[Input data start]

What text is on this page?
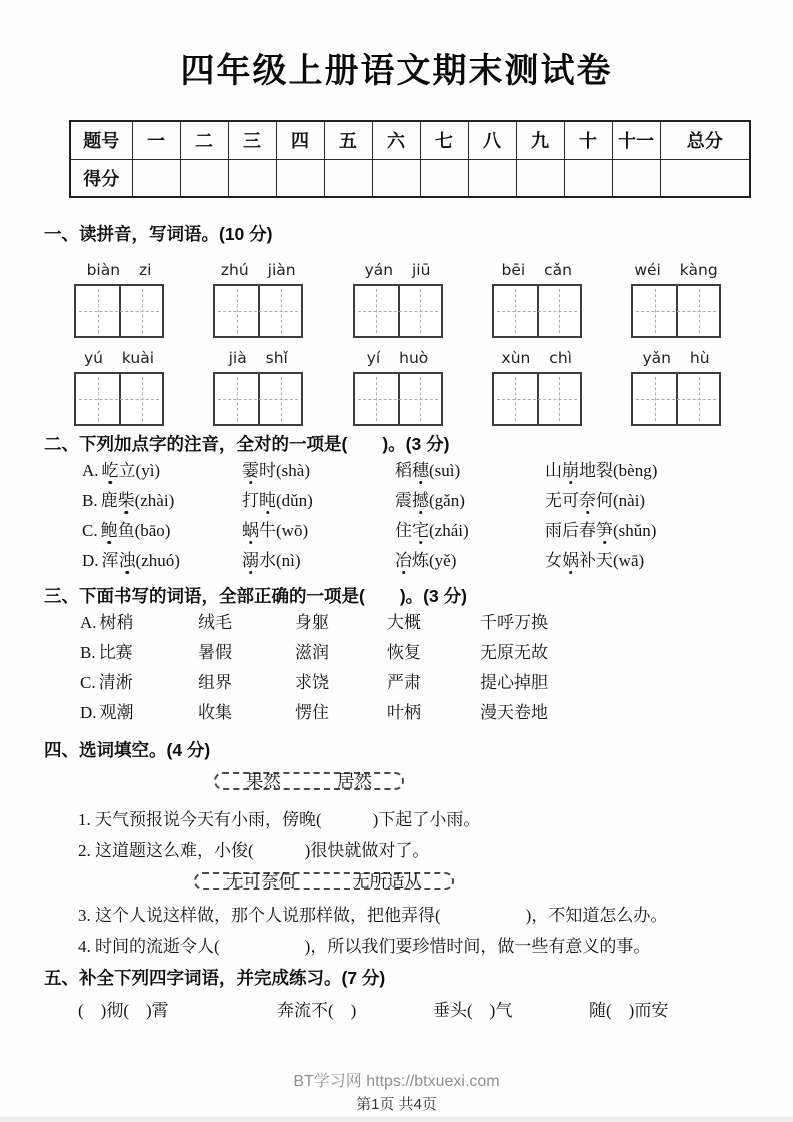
四年级上册语文期末测试卷
题号	一	二	三	四	五	六	七	八	九	十	十一	总分
得分												
一、读拼音，写词语。(10 分)
biàn zi	zhú jiàn	yán jiū	bēi cǎn	wéi kàng
yú kuài	jià shǐ	yí huò	xùn chì	yǎn hù
二、下列加点字的注音，全对的一项是(　　)。(3 分)
A. 屹立(yì)	霎时(shà)	稻穗(suì)	山崩地裂(bèng)
B. 鹿柴(zhài)	打盹(dǔn)	震撼(gǎn)	无可奈何(nài)
C. 鲍鱼(bāo)	蜗牛(wō)	住宅(zhái)	雨后春笋(shǔn)
D. 浑浊(zhuó)	溺水(nì)	冶炼(yě)	女娲补天(wā)
三、下面书写的词语，全部正确的一项是(　　)。(3 分)
A. 树稍	绒毛	身躯	大概	千呼万换
B. 比赛	暑假	滋润	恢复	无原无故
C. 清淅	组界	求饶	严肃	提心掉胆
D. 观潮	收集	愣住	叶柄	漫天卷地
四、选词填空。(4 分)
果然	居然
1. 天气预报说今天有小雨，傍晚(　　　)下起了小雨。
2. 这道题这么难，小俊(　　　)很快就做对了。
无可奈何	无所适从
3. 这个人说这样做，那个人说那样做，把他弄得(　　　　　)，不知道怎么办。
4. 时间的流逝令人(　　　　　)，所以我们要珍惜时间，做一些有意义的事。
五、补全下列四字词语，并完成练习。(7 分)
(　)彻(　)霄	奔流不(　)	垂头(　)气	随(　)而安
BT学习网 https://btxuexi.com
第1页 共4页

[Input data end]

Problem to solve
Transcribe every line in the entries above, taking out only the images.

Response
What text is on this page?
四年级上册语文期末测试卷
题号	一	二	三	四	五	六	七	八	九	十	十一	总分
得分												
一、读拼音，写词语。(10 分)
biàn zi	zhú jiàn	yán jiū	bēi cǎn	wéi kàng
yú kuài	jià shǐ	yí huò	xùn chì	yǎn hù
二、下列加点字的注音，全对的一项是(　　)。(3 分)
A. 屹立(yì)	霎时(shà)	稻穗(suì)	山崩地裂(bèng)
B. 鹿柴(zhài)	打盹(dǔn)	震撼(gǎn)	无可奈何(nài)
C. 鲍鱼(bāo)	蜗牛(wō)	住宅(zhái)	雨后春笋(shǔn)
D. 浑浊(zhuó)	溺水(nì)	冶炼(yě)	女娲补天(wā)
三、下面书写的词语，全部正确的一项是(　　)。(3 分)
A. 树稍	绒毛	身躯	大概	千呼万换
B. 比赛	暑假	滋润	恢复	无原无故
C. 清淅	组界	求饶	严肃	提心掉胆
D. 观潮	收集	愣住	叶柄	漫天卷地
四、选词填空。(4 分)
果然	居然
1. 天气预报说今天有小雨，傍晚(　　　)下起了小雨。
2. 这道题这么难，小俊(　　　)很快就做对了。
无可奈何	无所适从
3. 这个人说这样做，那个人说那样做，把他弄得(　　　　　)，不知道怎么办。
4. 时间的流逝令人(　　　　　)，所以我们要珍惜时间，做一些有意义的事。
五、补全下列四字词语，并完成练习。(7 分)
(　)彻(　)霄	奔流不(　)	垂头(　)气	随(　)而安
BT学习网 https://btxuexi.com
第1页 共4页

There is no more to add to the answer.